* [ENTRIES]:
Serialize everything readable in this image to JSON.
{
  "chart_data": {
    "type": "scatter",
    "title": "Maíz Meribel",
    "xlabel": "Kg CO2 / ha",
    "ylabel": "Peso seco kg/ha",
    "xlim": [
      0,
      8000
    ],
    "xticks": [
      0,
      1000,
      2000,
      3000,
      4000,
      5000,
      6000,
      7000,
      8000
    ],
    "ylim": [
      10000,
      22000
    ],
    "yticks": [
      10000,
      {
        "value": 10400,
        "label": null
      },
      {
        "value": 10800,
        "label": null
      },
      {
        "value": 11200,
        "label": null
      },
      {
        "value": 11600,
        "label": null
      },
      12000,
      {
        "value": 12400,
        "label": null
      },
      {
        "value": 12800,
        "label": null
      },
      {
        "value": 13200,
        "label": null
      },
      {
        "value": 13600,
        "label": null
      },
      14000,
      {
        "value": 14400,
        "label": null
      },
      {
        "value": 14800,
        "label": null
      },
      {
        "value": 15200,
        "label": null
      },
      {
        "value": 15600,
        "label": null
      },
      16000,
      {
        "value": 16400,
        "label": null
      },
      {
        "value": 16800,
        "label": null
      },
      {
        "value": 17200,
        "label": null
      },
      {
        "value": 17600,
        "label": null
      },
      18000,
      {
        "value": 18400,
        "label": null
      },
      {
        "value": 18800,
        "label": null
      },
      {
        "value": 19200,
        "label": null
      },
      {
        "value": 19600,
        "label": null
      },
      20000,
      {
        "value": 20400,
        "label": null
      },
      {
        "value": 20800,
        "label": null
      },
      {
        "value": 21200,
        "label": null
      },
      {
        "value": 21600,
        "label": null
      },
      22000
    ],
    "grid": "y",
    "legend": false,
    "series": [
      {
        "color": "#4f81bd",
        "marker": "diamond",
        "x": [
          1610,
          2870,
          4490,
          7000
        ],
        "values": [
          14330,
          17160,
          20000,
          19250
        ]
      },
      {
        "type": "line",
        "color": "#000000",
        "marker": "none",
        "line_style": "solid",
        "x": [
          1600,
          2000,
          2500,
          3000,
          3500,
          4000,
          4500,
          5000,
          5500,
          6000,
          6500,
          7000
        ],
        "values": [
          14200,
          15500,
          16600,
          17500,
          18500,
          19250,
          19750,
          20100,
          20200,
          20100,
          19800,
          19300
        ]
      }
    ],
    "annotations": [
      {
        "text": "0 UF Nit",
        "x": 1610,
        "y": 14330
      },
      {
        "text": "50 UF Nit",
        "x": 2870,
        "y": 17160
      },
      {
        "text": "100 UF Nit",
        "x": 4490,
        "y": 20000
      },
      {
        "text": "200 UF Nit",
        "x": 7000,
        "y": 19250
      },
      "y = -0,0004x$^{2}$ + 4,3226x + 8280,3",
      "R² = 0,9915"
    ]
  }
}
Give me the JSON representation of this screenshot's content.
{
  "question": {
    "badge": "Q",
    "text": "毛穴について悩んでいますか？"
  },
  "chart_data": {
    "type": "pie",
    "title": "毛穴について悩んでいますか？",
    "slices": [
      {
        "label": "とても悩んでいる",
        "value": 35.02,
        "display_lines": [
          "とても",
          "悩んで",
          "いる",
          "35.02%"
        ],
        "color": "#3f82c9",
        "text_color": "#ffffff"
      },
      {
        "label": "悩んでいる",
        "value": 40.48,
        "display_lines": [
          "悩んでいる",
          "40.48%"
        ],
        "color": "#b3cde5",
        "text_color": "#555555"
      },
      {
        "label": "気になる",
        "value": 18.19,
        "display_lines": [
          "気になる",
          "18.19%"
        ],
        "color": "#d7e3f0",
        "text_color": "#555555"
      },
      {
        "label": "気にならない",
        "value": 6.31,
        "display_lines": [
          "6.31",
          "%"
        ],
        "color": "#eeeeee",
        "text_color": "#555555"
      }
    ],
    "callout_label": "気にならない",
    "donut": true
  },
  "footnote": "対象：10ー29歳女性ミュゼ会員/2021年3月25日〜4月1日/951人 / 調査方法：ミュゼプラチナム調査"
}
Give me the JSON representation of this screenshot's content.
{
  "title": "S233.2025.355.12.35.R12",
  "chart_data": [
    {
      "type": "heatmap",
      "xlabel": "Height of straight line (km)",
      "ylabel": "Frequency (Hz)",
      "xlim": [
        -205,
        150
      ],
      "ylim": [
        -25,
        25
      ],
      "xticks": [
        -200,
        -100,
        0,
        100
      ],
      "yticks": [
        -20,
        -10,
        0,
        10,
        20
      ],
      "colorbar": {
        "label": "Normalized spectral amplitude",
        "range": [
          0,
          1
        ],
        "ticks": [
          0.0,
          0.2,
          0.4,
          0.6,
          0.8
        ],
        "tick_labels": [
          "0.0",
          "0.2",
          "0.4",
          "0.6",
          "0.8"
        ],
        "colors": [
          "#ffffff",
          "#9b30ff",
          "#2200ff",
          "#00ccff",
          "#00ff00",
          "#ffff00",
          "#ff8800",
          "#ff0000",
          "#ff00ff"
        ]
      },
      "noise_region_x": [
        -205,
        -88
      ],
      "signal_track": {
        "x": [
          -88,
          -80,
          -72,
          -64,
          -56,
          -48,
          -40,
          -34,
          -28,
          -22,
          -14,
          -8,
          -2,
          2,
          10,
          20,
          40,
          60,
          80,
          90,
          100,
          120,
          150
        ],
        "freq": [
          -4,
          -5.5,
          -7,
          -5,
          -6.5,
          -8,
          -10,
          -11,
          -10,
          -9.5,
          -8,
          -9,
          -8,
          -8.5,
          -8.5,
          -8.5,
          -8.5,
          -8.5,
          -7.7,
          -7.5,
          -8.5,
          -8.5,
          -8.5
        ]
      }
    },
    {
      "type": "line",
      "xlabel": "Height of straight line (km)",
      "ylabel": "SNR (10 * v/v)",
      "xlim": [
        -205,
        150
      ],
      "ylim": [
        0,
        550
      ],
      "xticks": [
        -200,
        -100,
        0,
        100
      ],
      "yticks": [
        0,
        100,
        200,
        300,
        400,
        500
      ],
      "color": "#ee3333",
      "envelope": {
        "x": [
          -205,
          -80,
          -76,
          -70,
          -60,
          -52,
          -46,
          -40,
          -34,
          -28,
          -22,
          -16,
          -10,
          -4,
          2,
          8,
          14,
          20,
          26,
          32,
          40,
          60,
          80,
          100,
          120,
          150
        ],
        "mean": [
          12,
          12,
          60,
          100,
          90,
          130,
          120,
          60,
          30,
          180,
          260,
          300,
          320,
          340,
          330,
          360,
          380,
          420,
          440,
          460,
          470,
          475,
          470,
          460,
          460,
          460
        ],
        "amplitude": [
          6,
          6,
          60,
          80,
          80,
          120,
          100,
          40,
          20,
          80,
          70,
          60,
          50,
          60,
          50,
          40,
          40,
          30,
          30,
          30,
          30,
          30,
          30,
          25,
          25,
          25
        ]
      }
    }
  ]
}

* [TASK STATEMENT]: Please repeat the material above, word for word and in full.

* [TASK SOLUTION]:
Serialize everything readable in this image to JSON.
{
  "chart_data": {
    "type": "scatter",
    "title": "Maíz Meribel",
    "xlabel": "Kg CO2 / ha",
    "ylabel": "Peso seco kg/ha",
    "xlim": [
      0,
      8000
    ],
    "xticks": [
      0,
      1000,
      2000,
      3000,
      4000,
      5000,
      6000,
      7000,
      8000
    ],
    "ylim": [
      10000,
      22000
    ],
    "yticks": [
      10000,
      {
        "value": 10400,
        "label": null
      },
      {
        "value": 10800,
        "label": null
      },
      {
        "value": 11200,
        "label": null
      },
      {
        "value": 11600,
        "label": null
      },
      12000,
      {
        "value": 12400,
        "label": null
      },
      {
        "value": 12800,
        "label": null
      },
      {
        "value": 13200,
        "label": null
      },
      {
        "value": 13600,
        "label": null
      },
      14000,
      {
        "value": 14400,
        "label": null
      },
      {
        "value": 14800,
        "label": null
      },
      {
        "value": 15200,
        "label": null
      },
      {
        "value": 15600,
        "label": null
      },
      16000,
      {
        "value": 16400,
        "label": null
      },
      {
        "value": 16800,
        "label": null
      },
      {
        "value": 17200,
        "label": null
      },
      {
        "value": 17600,
        "label": null
      },
      18000,
      {
        "value": 18400,
        "label": null
      },
      {
        "value": 18800,
        "label": null
      },
      {
        "value": 19200,
        "label": null
      },
      {
        "value": 19600,
        "label": null
      },
      20000,
      {
        "value": 20400,
        "label": null
      },
      {
        "value": 20800,
        "label": null
      },
      {
        "value": 21200,
        "label": null
      },
      {
        "value": 21600,
        "label": null
      },
      22000
    ],
    "grid": "y",
    "legend": false,
    "series": [
      {
        "color": "#4f81bd",
        "marker": "diamond",
        "x": [
          1610,
          2870,
          4490,
          7000
        ],
        "values": [
          14330,
          17160,
          20000,
          19250
        ]
      },
      {
        "type": "line",
        "color": "#000000",
        "marker": "none",
        "line_style": "solid",
        "x": [
          1600,
          2000,
          2500,
          3000,
          3500,
          4000,
          4500,
          5000,
          5500,
          6000,
          6500,
          7000
        ],
        "values": [
          14200,
          15500,
          16600,
          17500,
          18500,
          19250,
          19750,
          20100,
          20200,
          20100,
          19800,
          19300
        ]
      }
    ],
    "annotations": [
      {
        "text": "0 UF Nit",
        "x": 1610,
        "y": 14330
      },
      {
        "text": "50 UF Nit",
        "x": 2870,
        "y": 17160
      },
      {
        "text": "100 UF Nit",
        "x": 4490,
        "y": 20000
      },
      {
        "text": "200 UF Nit",
        "x": 7000,
        "y": 19250
      },
      "y = -0,0004x$^{2}$ + 4,3226x + 8280,3",
      "R² = 0,9915"
    ]
  }
}
Give me the JSON representation of this screenshot's content.
{
  "question": {
    "badge": "Q",
    "text": "毛穴について悩んでいますか？"
  },
  "chart_data": {
    "type": "pie",
    "title": "毛穴について悩んでいますか？",
    "slices": [
      {
        "label": "とても悩んでいる",
        "value": 35.02,
        "display_lines": [
          "とても",
          "悩んで",
          "いる",
          "35.02%"
        ],
        "color": "#3f82c9",
        "text_color": "#ffffff"
      },
      {
        "label": "悩んでいる",
        "value": 40.48,
        "display_lines": [
          "悩んでいる",
          "40.48%"
        ],
        "color": "#b3cde5",
        "text_color": "#555555"
      },
      {
        "label": "気になる",
        "value": 18.19,
        "display_lines": [
          "気になる",
          "18.19%"
        ],
        "color": "#d7e3f0",
        "text_color": "#555555"
      },
      {
        "label": "気にならない",
        "value": 6.31,
        "display_lines": [
          "6.31",
          "%"
        ],
        "color": "#eeeeee",
        "text_color": "#555555"
      }
    ],
    "callout_label": "気にならない",
    "donut": true
  },
  "footnote": "対象：10ー29歳女性ミュゼ会員/2021年3月25日〜4月1日/951人 / 調査方法：ミュゼプラチナム調査"
}
Give me the JSON representation of this screenshot's content.
{
  "title": "S233.2025.355.12.35.R12",
  "chart_data": [
    {
      "type": "heatmap",
      "xlabel": "Height of straight line (km)",
      "ylabel": "Frequency (Hz)",
      "xlim": [
        -205,
        150
      ],
      "ylim": [
        -25,
        25
      ],
      "xticks": [
        -200,
        -100,
        0,
        100
      ],
      "yticks": [
        -20,
        -10,
        0,
        10,
        20
      ],
      "colorbar": {
        "label": "Normalized spectral amplitude",
        "range": [
          0,
          1
        ],
        "ticks": [
          0.0,
          0.2,
          0.4,
          0.6,
          0.8
        ],
        "tick_labels": [
          "0.0",
          "0.2",
          "0.4",
          "0.6",
          "0.8"
        ],
        "colors": [
          "#ffffff",
          "#9b30ff",
          "#2200ff",
          "#00ccff",
          "#00ff00",
          "#ffff00",
          "#ff8800",
          "#ff0000",
          "#ff00ff"
        ]
      },
      "noise_region_x": [
        -205,
        -88
      ],
      "signal_track": {
        "x": [
          -88,
          -80,
          -72,
          -64,
          -56,
          -48,
          -40,
          -34,
          -28,
          -22,
          -14,
          -8,
          -2,
          2,
          10,
          20,
          40,
          60,
          80,
          90,
          100,
          120,
          150
        ],
        "freq": [
          -4,
          -5.5,
          -7,
          -5,
          -6.5,
          -8,
          -10,
          -11,
          -10,
          -9.5,
          -8,
          -9,
          -8,
          -8.5,
          -8.5,
          -8.5,
          -8.5,
          -8.5,
          -7.7,
          -7.5,
          -8.5,
          -8.5,
          -8.5
        ]
      }
    },
    {
      "type": "line",
      "xlabel": "Height of straight line (km)",
      "ylabel": "SNR (10 * v/v)",
      "xlim": [
        -205,
        150
      ],
      "ylim": [
        0,
        550
      ],
      "xticks": [
        -200,
        -100,
        0,
        100
      ],
      "yticks": [
        0,
        100,
        200,
        300,
        400,
        500
      ],
      "color": "#ee3333",
      "envelope": {
        "x": [
          -205,
          -80,
          -76,
          -70,
          -60,
          -52,
          -46,
          -40,
          -34,
          -28,
          -22,
          -16,
          -10,
          -4,
          2,
          8,
          14,
          20,
          26,
          32,
          40,
          60,
          80,
          100,
          120,
          150
        ],
        "mean": [
          12,
          12,
          60,
          100,
          90,
          130,
          120,
          60,
          30,
          180,
          260,
          300,
          320,
          340,
          330,
          360,
          380,
          420,
          440,
          460,
          470,
          475,
          470,
          460,
          460,
          460
        ],
        "amplitude": [
          6,
          6,
          60,
          80,
          80,
          120,
          100,
          40,
          20,
          80,
          70,
          60,
          50,
          60,
          50,
          40,
          40,
          30,
          30,
          30,
          30,
          30,
          30,
          25,
          25,
          25
        ]
      }
    }
  ]
}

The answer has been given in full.